● **The exercise**: Write out the material exactly, with the pictures left out.

● **Supplied material**:

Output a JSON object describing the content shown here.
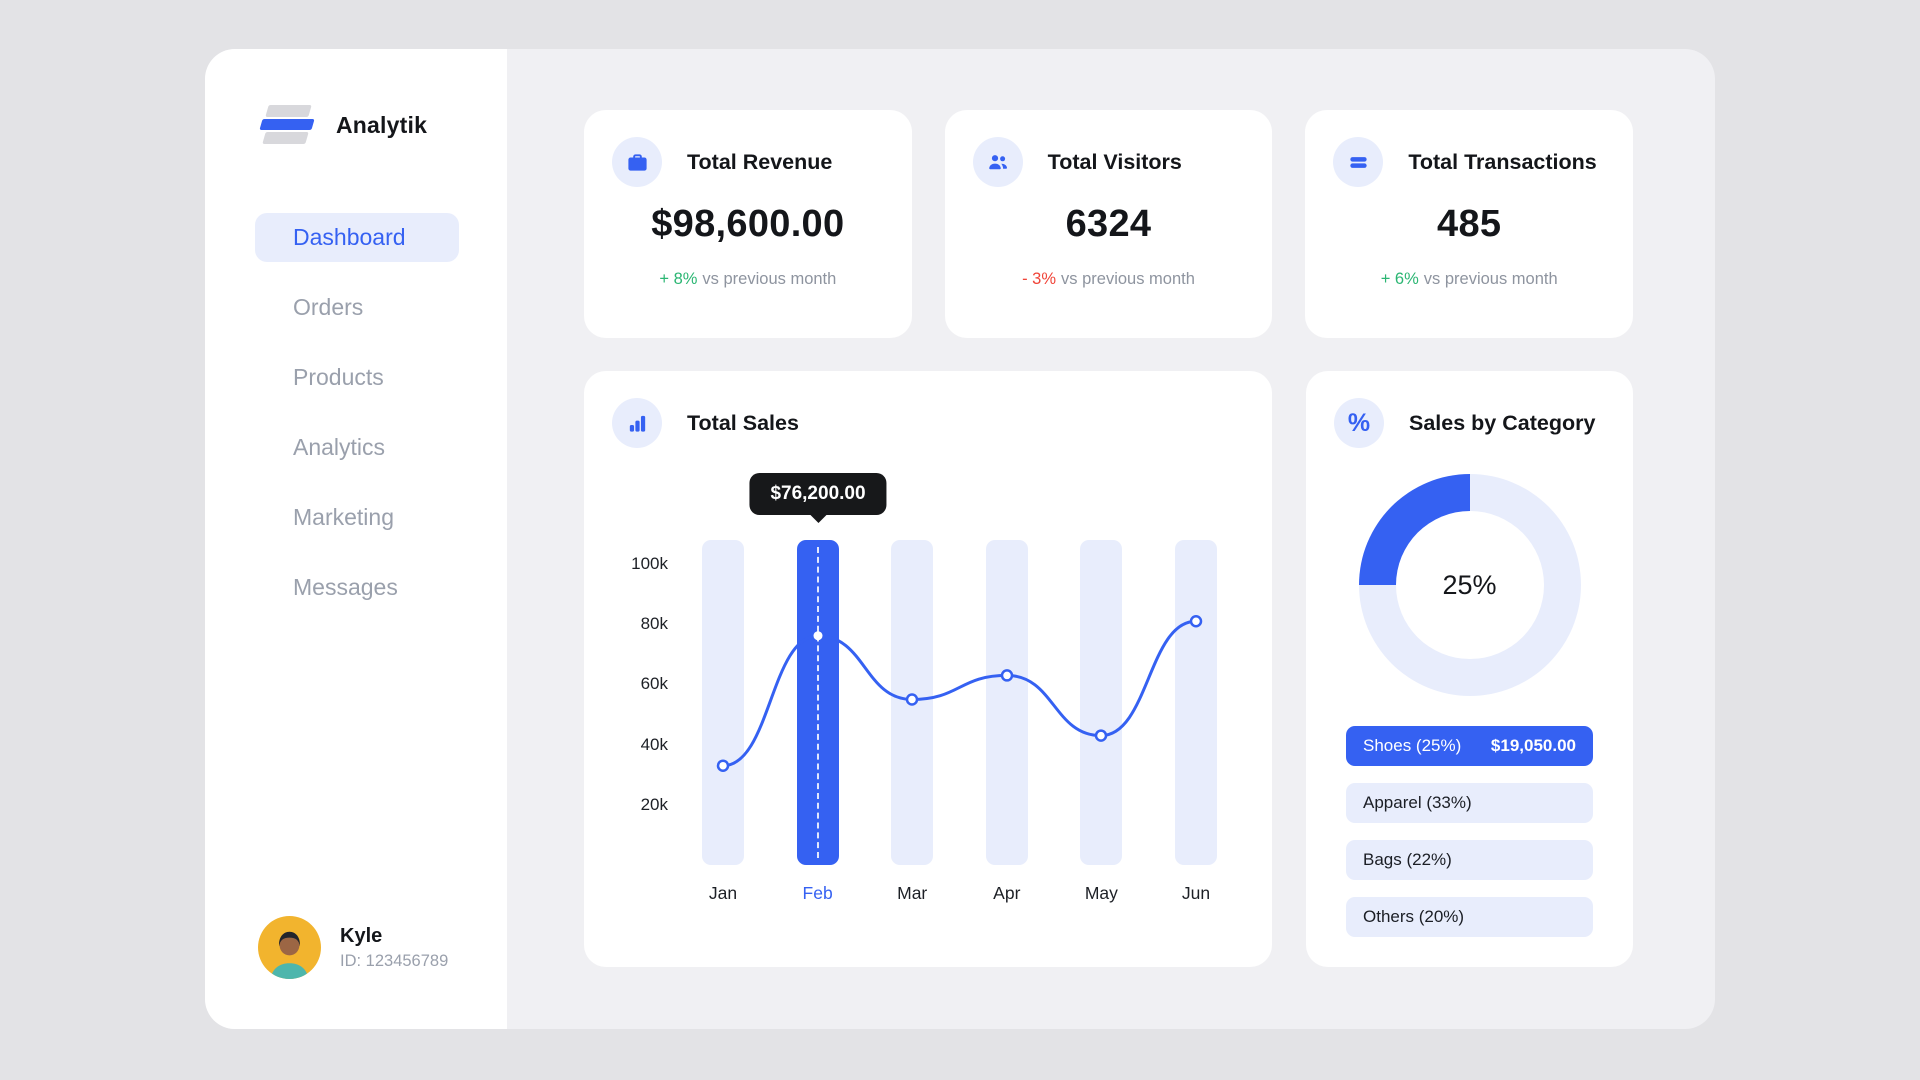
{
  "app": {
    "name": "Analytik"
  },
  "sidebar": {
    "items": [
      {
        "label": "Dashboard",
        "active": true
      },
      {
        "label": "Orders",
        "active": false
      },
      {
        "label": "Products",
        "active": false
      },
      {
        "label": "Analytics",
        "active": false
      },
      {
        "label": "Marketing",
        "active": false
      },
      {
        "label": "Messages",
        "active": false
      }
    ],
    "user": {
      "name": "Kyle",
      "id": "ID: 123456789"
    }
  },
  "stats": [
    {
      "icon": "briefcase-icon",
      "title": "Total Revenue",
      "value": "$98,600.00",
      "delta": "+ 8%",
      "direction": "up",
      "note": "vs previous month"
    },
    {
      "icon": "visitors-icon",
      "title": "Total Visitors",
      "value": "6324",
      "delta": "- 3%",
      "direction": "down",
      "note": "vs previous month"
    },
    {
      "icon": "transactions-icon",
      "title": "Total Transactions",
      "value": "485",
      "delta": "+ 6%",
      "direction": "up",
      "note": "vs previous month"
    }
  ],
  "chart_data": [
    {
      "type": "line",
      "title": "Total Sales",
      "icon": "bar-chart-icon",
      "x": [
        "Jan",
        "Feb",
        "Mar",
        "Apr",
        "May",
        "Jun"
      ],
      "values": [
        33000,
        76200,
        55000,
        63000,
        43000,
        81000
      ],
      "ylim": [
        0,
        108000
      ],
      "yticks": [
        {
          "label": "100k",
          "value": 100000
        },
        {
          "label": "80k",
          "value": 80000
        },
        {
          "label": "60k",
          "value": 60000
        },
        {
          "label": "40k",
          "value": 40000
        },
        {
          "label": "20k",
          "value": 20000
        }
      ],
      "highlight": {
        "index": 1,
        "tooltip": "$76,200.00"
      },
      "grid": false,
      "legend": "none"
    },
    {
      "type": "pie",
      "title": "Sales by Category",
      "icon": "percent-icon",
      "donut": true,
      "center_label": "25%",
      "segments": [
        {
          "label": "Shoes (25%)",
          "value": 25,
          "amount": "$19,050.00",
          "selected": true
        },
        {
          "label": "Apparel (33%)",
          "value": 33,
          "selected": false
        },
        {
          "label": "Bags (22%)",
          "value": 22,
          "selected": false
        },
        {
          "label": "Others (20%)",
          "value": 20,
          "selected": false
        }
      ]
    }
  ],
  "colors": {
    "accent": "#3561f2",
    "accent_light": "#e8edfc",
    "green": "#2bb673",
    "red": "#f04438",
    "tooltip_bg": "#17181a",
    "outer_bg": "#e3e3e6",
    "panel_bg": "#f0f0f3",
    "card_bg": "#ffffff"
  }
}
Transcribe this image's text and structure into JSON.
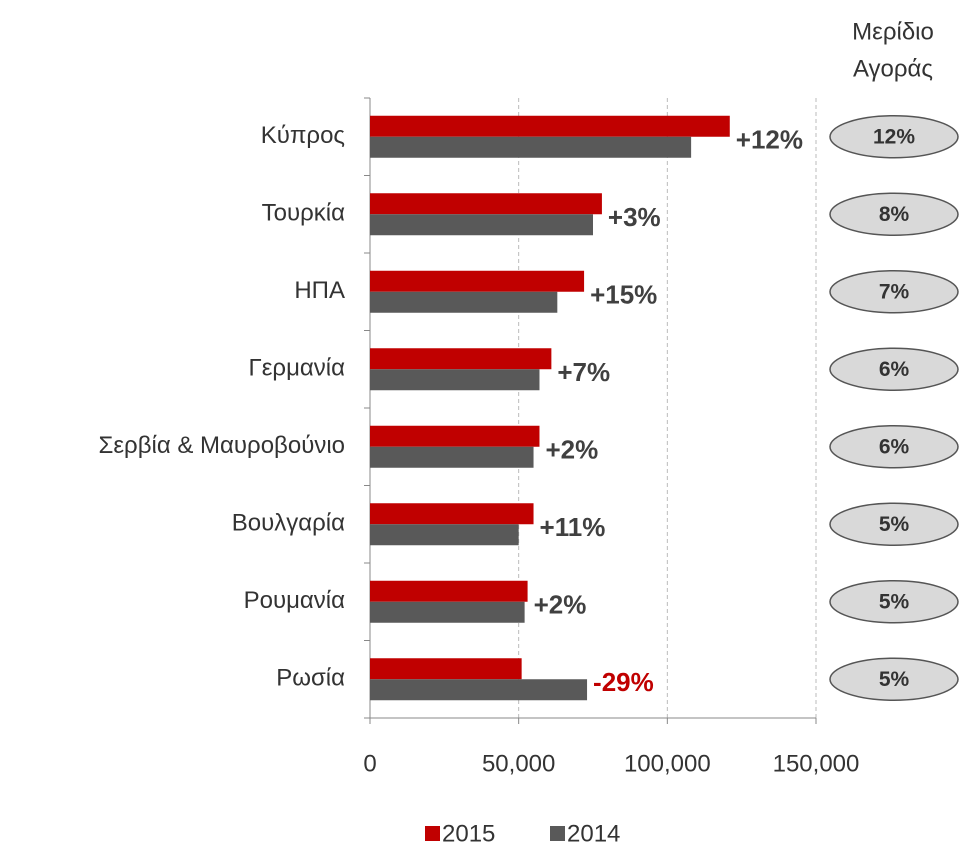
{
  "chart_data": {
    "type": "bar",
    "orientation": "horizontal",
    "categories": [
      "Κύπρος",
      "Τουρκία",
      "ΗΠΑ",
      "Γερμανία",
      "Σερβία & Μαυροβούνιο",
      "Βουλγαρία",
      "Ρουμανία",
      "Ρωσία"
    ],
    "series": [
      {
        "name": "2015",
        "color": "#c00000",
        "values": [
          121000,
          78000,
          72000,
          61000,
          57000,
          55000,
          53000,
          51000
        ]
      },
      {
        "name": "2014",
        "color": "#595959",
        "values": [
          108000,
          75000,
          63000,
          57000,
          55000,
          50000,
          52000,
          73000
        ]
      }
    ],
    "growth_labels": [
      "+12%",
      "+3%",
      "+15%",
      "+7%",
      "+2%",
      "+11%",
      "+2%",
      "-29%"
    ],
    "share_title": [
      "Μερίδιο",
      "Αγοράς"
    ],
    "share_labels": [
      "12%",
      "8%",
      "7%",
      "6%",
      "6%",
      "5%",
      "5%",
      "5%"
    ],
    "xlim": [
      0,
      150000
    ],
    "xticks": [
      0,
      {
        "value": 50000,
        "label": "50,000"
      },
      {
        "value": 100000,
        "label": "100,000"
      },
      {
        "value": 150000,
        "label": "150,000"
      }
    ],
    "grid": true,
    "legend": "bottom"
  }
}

● **Task output**:
Output a JSON object describing the content shown here.
{
  "app": {
    "name": "Analytik"
  },
  "sidebar": {
    "items": [
      {
        "label": "Dashboard",
        "active": true
      },
      {
        "label": "Orders",
        "active": false
      },
      {
        "label": "Products",
        "active": false
      },
      {
        "label": "Analytics",
        "active": false
      },
      {
        "label": "Marketing",
        "active": false
      },
      {
        "label": "Messages",
        "active": false
      }
    ],
    "user": {
      "name": "Kyle",
      "id": "ID: 123456789"
    }
  },
  "stats": [
    {
      "icon": "briefcase-icon",
      "title": "Total Revenue",
      "value": "$98,600.00",
      "delta": "+ 8%",
      "direction": "up",
      "note": "vs previous month"
    },
    {
      "icon": "visitors-icon",
      "title": "Total Visitors",
      "value": "6324",
      "delta": "- 3%",
      "direction": "down",
      "note": "vs previous month"
    },
    {
      "icon": "transactions-icon",
      "title": "Total Transactions",
      "value": "485",
      "delta": "+ 6%",
      "direction": "up",
      "note": "vs previous month"
    }
  ],
  "chart_data": [
    {
      "type": "line",
      "title": "Total Sales",
      "icon": "bar-chart-icon",
      "x": [
        "Jan",
        "Feb",
        "Mar",
        "Apr",
        "May",
        "Jun"
      ],
      "values": [
        33000,
        76200,
        55000,
        63000,
        43000,
        81000
      ],
      "ylim": [
        0,
        108000
      ],
      "yticks": [
        {
          "label": "100k",
          "value": 100000
        },
        {
          "label": "80k",
          "value": 80000
        },
        {
          "label": "60k",
          "value": 60000
        },
        {
          "label": "40k",
          "value": 40000
        },
        {
          "label": "20k",
          "value": 20000
        }
      ],
      "highlight": {
        "index": 1,
        "tooltip": "$76,200.00"
      },
      "grid": false,
      "legend": "none"
    },
    {
      "type": "pie",
      "title": "Sales by Category",
      "icon": "percent-icon",
      "donut": true,
      "center_label": "25%",
      "segments": [
        {
          "label": "Shoes (25%)",
          "value": 25,
          "amount": "$19,050.00",
          "selected": true
        },
        {
          "label": "Apparel (33%)",
          "value": 33,
          "selected": false
        },
        {
          "label": "Bags (22%)",
          "value": 22,
          "selected": false
        },
        {
          "label": "Others (20%)",
          "value": 20,
          "selected": false
        }
      ]
    }
  ],
  "colors": {
    "accent": "#3561f2",
    "accent_light": "#e8edfc",
    "green": "#2bb673",
    "red": "#f04438",
    "tooltip_bg": "#17181a",
    "outer_bg": "#e3e3e6",
    "panel_bg": "#f0f0f3",
    "card_bg": "#ffffff"
  }
}
Transcribe this image's text and structure into JSON.
{
  "chart_data": {
    "type": "bar",
    "orientation": "horizontal",
    "categories": [
      "Κύπρος",
      "Τουρκία",
      "ΗΠΑ",
      "Γερμανία",
      "Σερβία & Μαυροβούνιο",
      "Βουλγαρία",
      "Ρουμανία",
      "Ρωσία"
    ],
    "series": [
      {
        "name": "2015",
        "color": "#c00000",
        "values": [
          121000,
          78000,
          72000,
          61000,
          57000,
          55000,
          53000,
          51000
        ]
      },
      {
        "name": "2014",
        "color": "#595959",
        "values": [
          108000,
          75000,
          63000,
          57000,
          55000,
          50000,
          52000,
          73000
        ]
      }
    ],
    "growth_labels": [
      "+12%",
      "+3%",
      "+15%",
      "+7%",
      "+2%",
      "+11%",
      "+2%",
      "-29%"
    ],
    "share_title": [
      "Μερίδιο",
      "Αγοράς"
    ],
    "share_labels": [
      "12%",
      "8%",
      "7%",
      "6%",
      "6%",
      "5%",
      "5%",
      "5%"
    ],
    "xlim": [
      0,
      150000
    ],
    "xticks": [
      0,
      {
        "value": 50000,
        "label": "50,000"
      },
      {
        "value": 100000,
        "label": "100,000"
      },
      {
        "value": 150000,
        "label": "150,000"
      }
    ],
    "grid": true,
    "legend": "bottom"
  }
}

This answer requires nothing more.